### WHAT TO PRODUCE
Make an exact copy of all the entries, with the pictures left out.
━━ RECORDS SUPPLIED ━━
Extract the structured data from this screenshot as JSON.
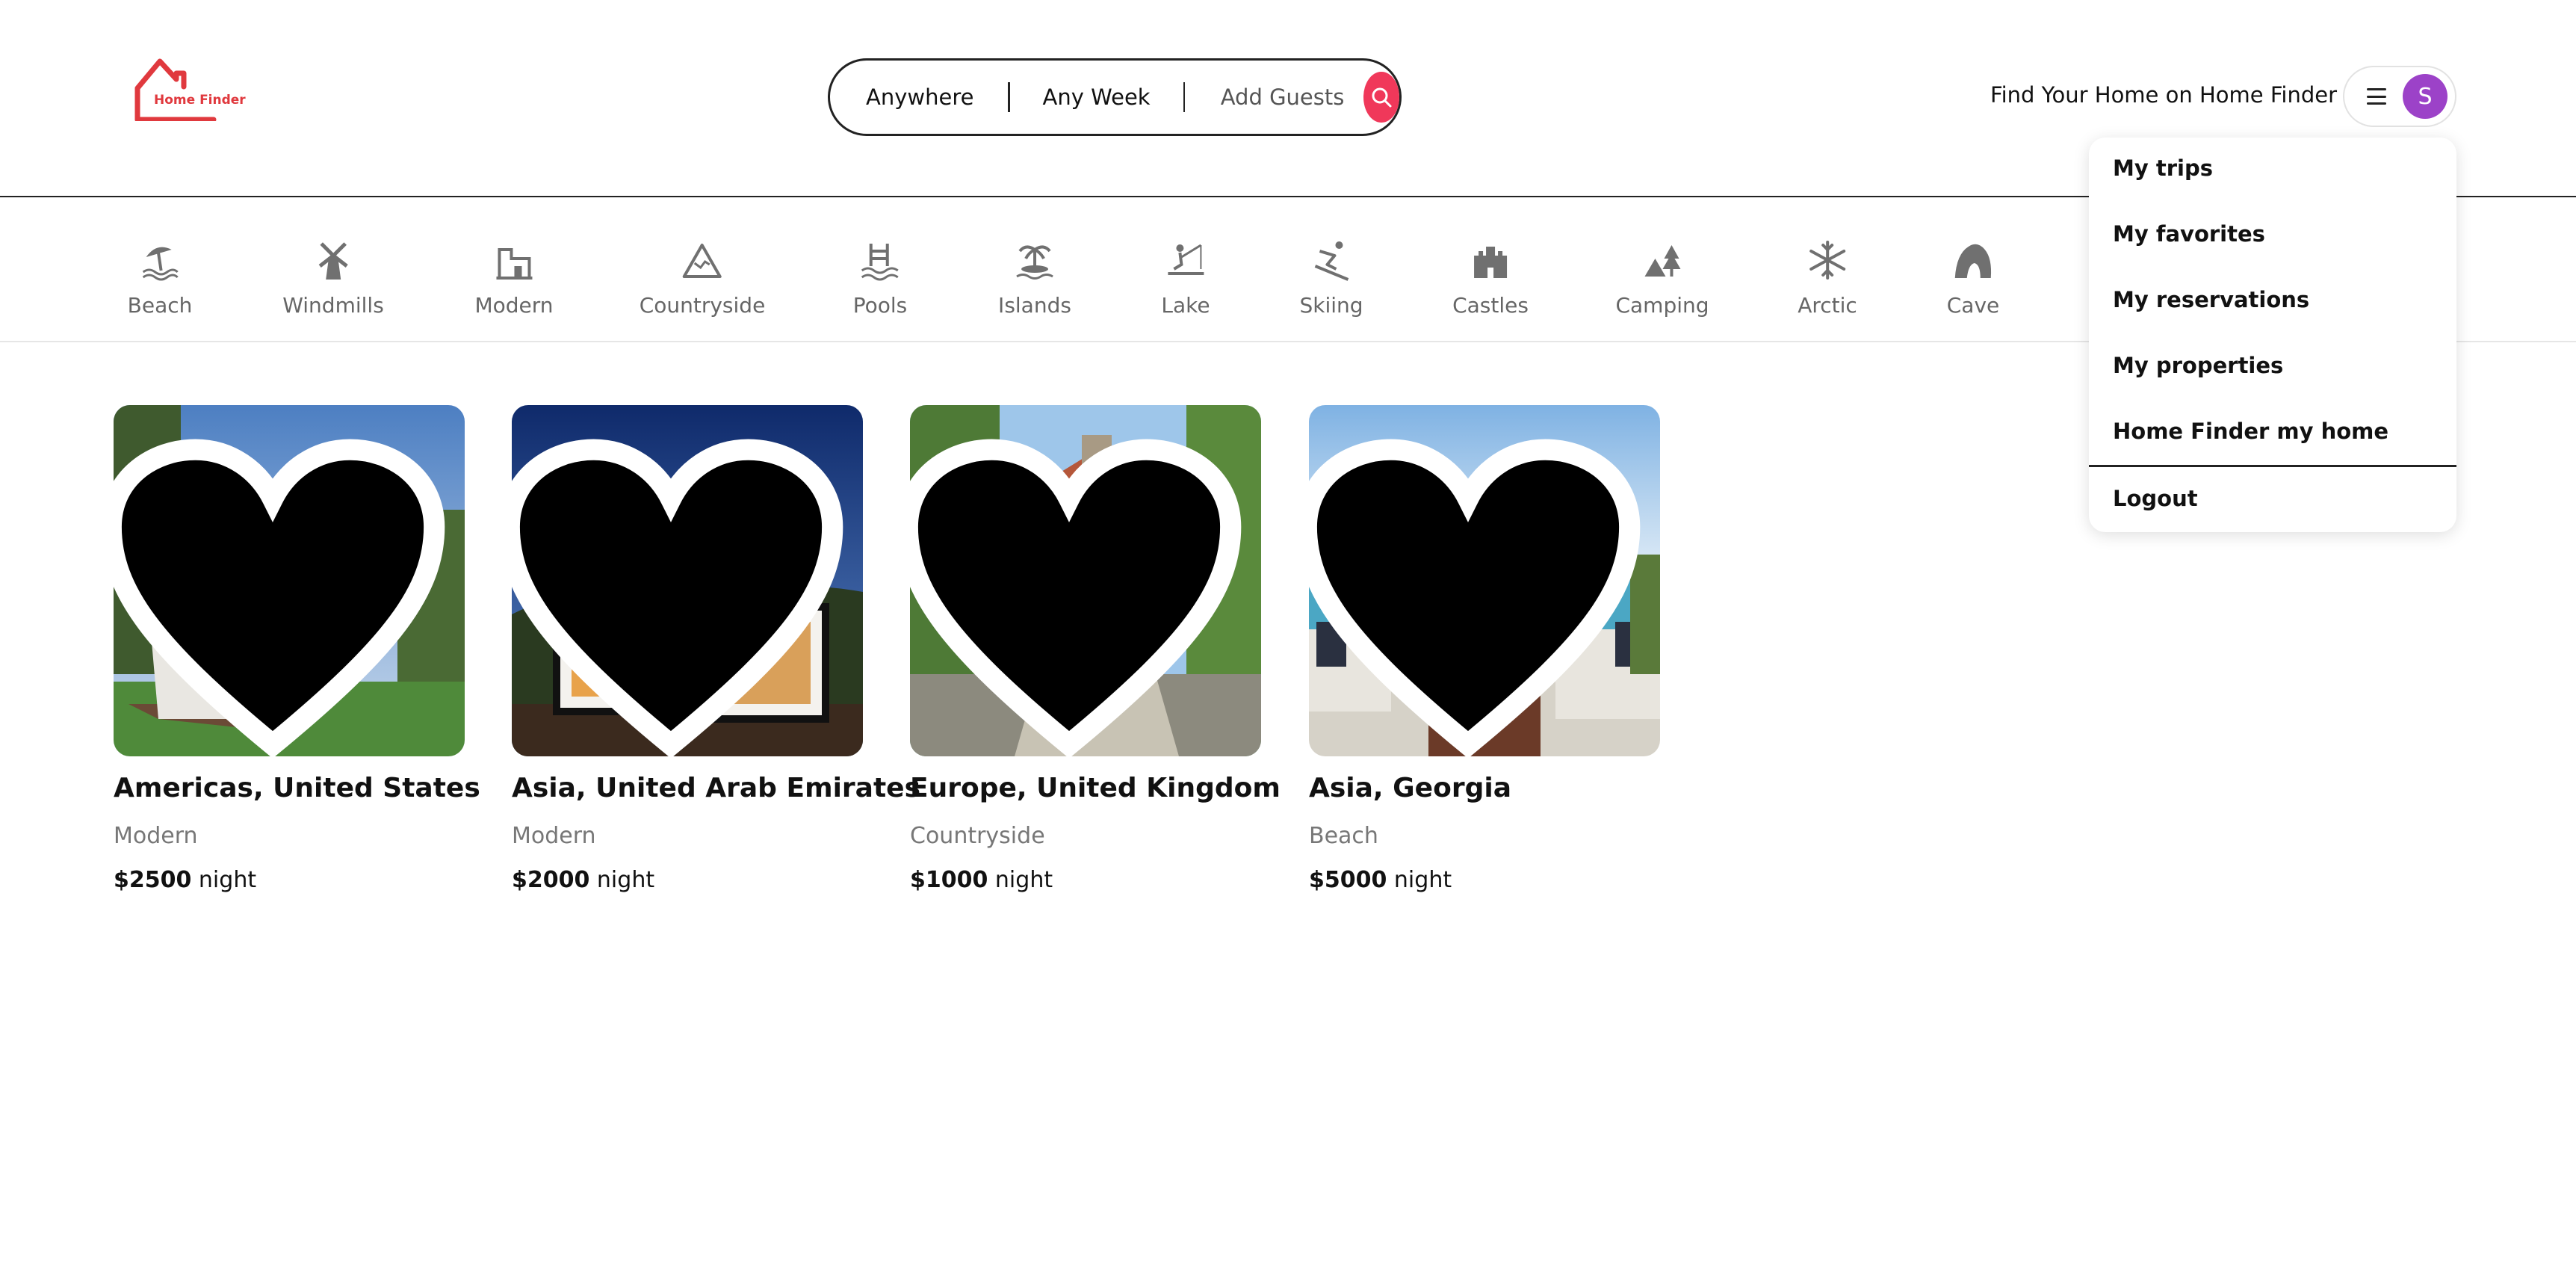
{
  "brand": {
    "name": "Home Finder",
    "color": "#e0393e"
  },
  "search": {
    "location": "Anywhere",
    "week": "Any Week",
    "guests": "Add Guests",
    "button_color": "#f0385a"
  },
  "header": {
    "cta": "Find Your Home on Home Finder",
    "avatar_initial": "S",
    "avatar_color": "#9c42c8"
  },
  "categories": [
    {
      "label": "Beach",
      "icon": "beach-umbrella-icon"
    },
    {
      "label": "Windmills",
      "icon": "windmill-icon"
    },
    {
      "label": "Modern",
      "icon": "modern-house-icon"
    },
    {
      "label": "Countryside",
      "icon": "mountain-icon"
    },
    {
      "label": "Pools",
      "icon": "pool-icon"
    },
    {
      "label": "Islands",
      "icon": "island-icon"
    },
    {
      "label": "Lake",
      "icon": "lake-icon"
    },
    {
      "label": "Skiing",
      "icon": "skiing-icon"
    },
    {
      "label": "Castles",
      "icon": "castle-icon"
    },
    {
      "label": "Camping",
      "icon": "camping-icon"
    },
    {
      "label": "Arctic",
      "icon": "snowflake-icon"
    },
    {
      "label": "Cave",
      "icon": "cave-icon"
    }
  ],
  "listings": [
    {
      "location": "Americas, United States",
      "type": "Modern",
      "price": "$2500",
      "unit": "night"
    },
    {
      "location": "Asia, United Arab Emirates",
      "type": "Modern",
      "price": "$2000",
      "unit": "night"
    },
    {
      "location": "Europe, United Kingdom",
      "type": "Countryside",
      "price": "$1000",
      "unit": "night"
    },
    {
      "location": "Asia, Georgia",
      "type": "Beach",
      "price": "$5000",
      "unit": "night"
    }
  ],
  "menu": {
    "items": [
      "My trips",
      "My favorites",
      "My reservations",
      "My properties",
      "Home Finder my home"
    ],
    "logout": "Logout"
  }
}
━━━
### FINAL RESULT
Extract the structured data from this screenshot as JSON.
{
  "brand": {
    "name": "Home Finder",
    "color": "#e0393e"
  },
  "search": {
    "location": "Anywhere",
    "week": "Any Week",
    "guests": "Add Guests",
    "button_color": "#f0385a"
  },
  "header": {
    "cta": "Find Your Home on Home Finder",
    "avatar_initial": "S",
    "avatar_color": "#9c42c8"
  },
  "categories": [
    {
      "label": "Beach",
      "icon": "beach-umbrella-icon"
    },
    {
      "label": "Windmills",
      "icon": "windmill-icon"
    },
    {
      "label": "Modern",
      "icon": "modern-house-icon"
    },
    {
      "label": "Countryside",
      "icon": "mountain-icon"
    },
    {
      "label": "Pools",
      "icon": "pool-icon"
    },
    {
      "label": "Islands",
      "icon": "island-icon"
    },
    {
      "label": "Lake",
      "icon": "lake-icon"
    },
    {
      "label": "Skiing",
      "icon": "skiing-icon"
    },
    {
      "label": "Castles",
      "icon": "castle-icon"
    },
    {
      "label": "Camping",
      "icon": "camping-icon"
    },
    {
      "label": "Arctic",
      "icon": "snowflake-icon"
    },
    {
      "label": "Cave",
      "icon": "cave-icon"
    }
  ],
  "listings": [
    {
      "location": "Americas, United States",
      "type": "Modern",
      "price": "$2500",
      "unit": "night"
    },
    {
      "location": "Asia, United Arab Emirates",
      "type": "Modern",
      "price": "$2000",
      "unit": "night"
    },
    {
      "location": "Europe, United Kingdom",
      "type": "Countryside",
      "price": "$1000",
      "unit": "night"
    },
    {
      "location": "Asia, Georgia",
      "type": "Beach",
      "price": "$5000",
      "unit": "night"
    }
  ],
  "menu": {
    "items": [
      "My trips",
      "My favorites",
      "My reservations",
      "My properties",
      "Home Finder my home"
    ],
    "logout": "Logout"
  }
}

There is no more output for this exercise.